Each line of the data that includes the string "this" is to be copied out.

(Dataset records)
_ _ _
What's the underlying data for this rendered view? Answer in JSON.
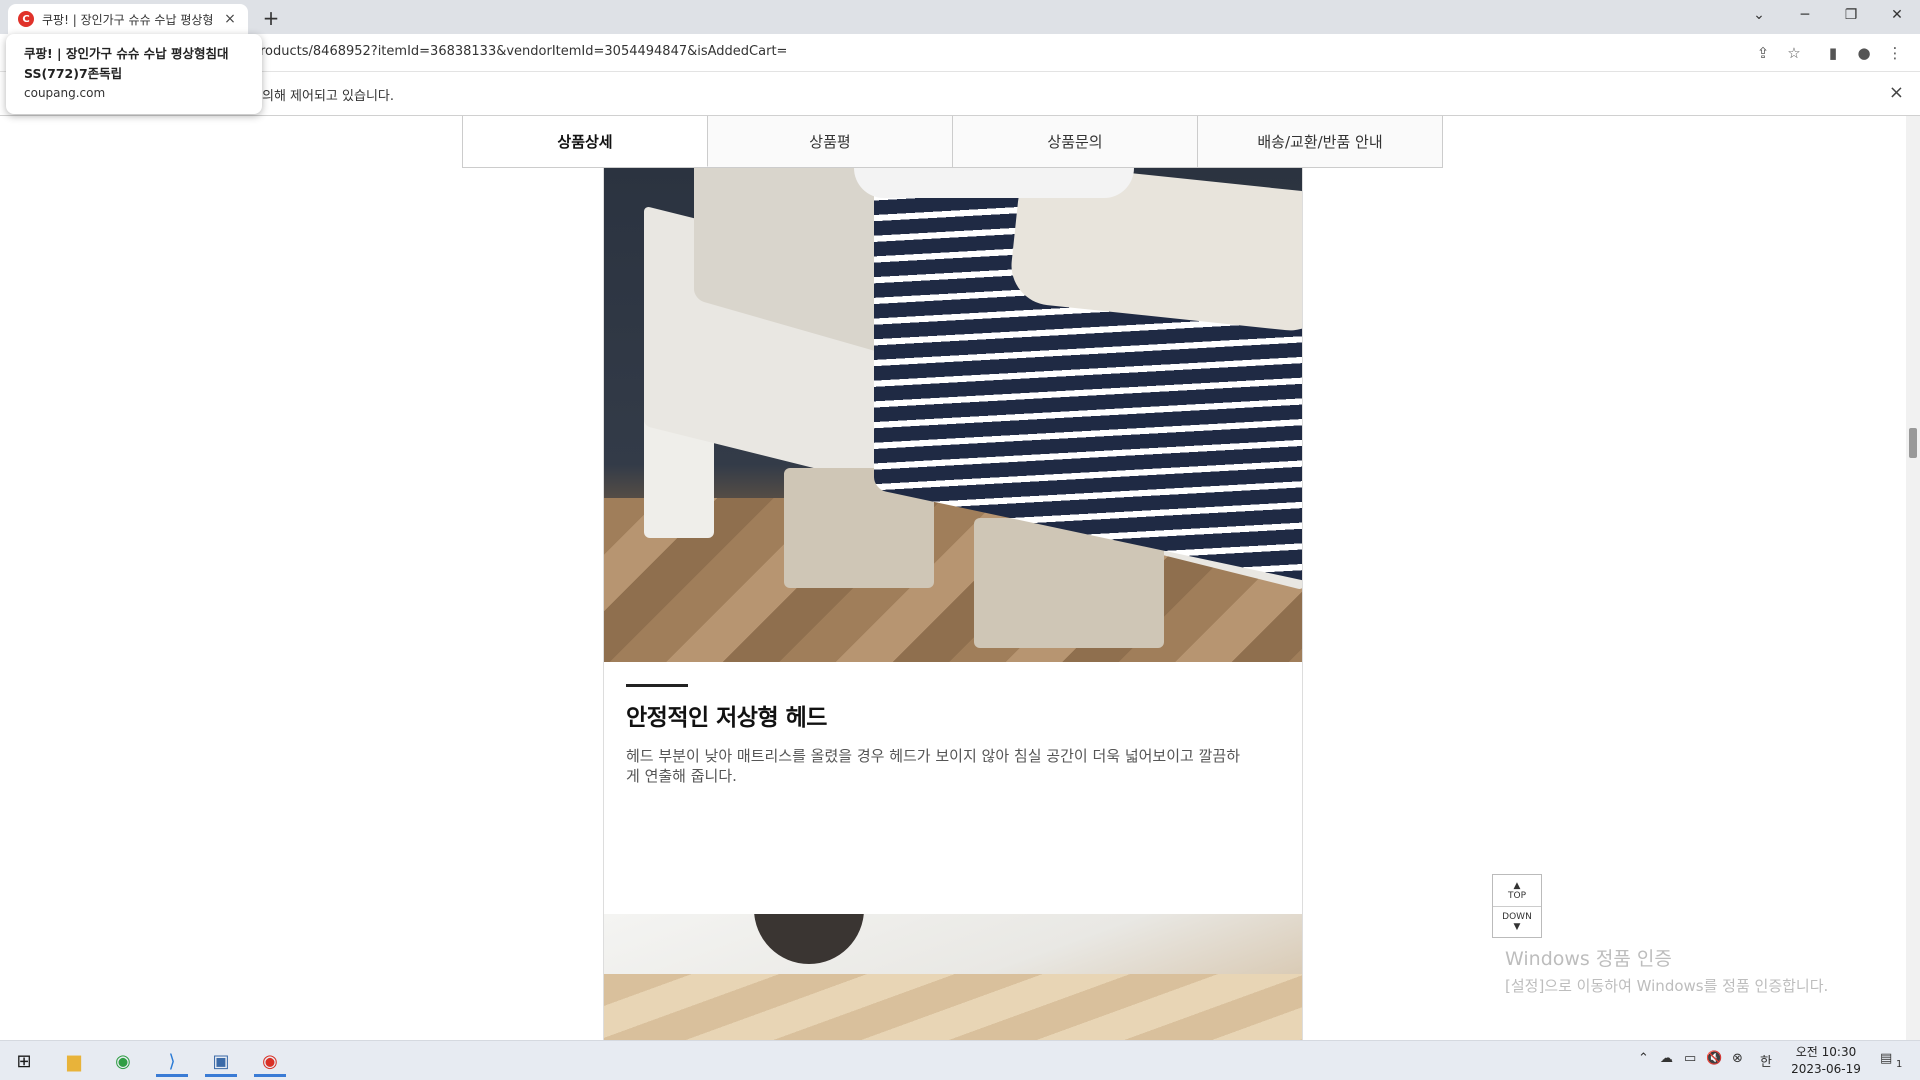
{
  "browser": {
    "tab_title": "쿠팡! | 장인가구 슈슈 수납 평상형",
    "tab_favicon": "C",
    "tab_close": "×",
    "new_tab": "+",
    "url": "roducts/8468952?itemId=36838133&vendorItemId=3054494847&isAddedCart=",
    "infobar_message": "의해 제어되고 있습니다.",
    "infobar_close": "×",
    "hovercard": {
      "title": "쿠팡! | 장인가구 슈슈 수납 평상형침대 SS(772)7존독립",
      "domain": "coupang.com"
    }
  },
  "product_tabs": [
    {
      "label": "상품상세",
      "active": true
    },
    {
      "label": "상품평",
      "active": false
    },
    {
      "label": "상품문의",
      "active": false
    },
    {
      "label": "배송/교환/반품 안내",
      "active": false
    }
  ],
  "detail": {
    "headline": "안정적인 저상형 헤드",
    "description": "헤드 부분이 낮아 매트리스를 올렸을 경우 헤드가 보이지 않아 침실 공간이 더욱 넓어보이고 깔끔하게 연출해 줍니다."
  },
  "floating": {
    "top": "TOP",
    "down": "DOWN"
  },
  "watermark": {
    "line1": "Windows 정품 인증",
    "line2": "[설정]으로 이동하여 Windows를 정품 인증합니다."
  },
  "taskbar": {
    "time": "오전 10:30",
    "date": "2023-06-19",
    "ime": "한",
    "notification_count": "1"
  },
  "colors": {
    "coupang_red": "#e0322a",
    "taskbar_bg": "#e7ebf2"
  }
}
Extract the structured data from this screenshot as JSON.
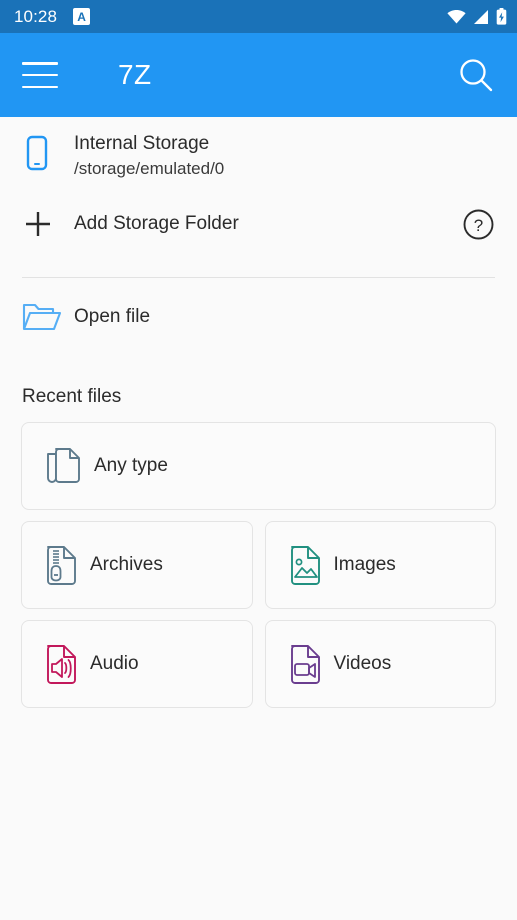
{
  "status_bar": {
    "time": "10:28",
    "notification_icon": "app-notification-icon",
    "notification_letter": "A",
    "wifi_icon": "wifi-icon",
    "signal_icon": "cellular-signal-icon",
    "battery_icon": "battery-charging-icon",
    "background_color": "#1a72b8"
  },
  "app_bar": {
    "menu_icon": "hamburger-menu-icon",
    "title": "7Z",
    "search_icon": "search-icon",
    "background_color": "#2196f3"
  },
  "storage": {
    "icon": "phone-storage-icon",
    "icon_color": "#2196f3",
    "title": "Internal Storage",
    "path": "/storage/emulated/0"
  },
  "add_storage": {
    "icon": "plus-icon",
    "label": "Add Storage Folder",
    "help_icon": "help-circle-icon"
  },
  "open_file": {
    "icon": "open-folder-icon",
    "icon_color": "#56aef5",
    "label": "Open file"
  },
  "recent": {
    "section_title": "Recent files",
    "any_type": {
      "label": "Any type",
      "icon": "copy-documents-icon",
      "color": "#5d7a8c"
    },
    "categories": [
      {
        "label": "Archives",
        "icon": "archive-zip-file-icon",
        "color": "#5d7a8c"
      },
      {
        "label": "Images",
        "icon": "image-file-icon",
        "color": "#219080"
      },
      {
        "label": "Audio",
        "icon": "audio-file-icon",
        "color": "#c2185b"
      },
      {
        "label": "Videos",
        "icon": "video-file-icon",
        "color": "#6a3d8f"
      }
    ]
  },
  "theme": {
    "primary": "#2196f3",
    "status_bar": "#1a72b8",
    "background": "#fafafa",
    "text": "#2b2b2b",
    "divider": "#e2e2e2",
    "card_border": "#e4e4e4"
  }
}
_ _ _
Answer to the task
What's the underlying data for this rendered view? Answer in JSON.
Extract the structured data from this screenshot as JSON.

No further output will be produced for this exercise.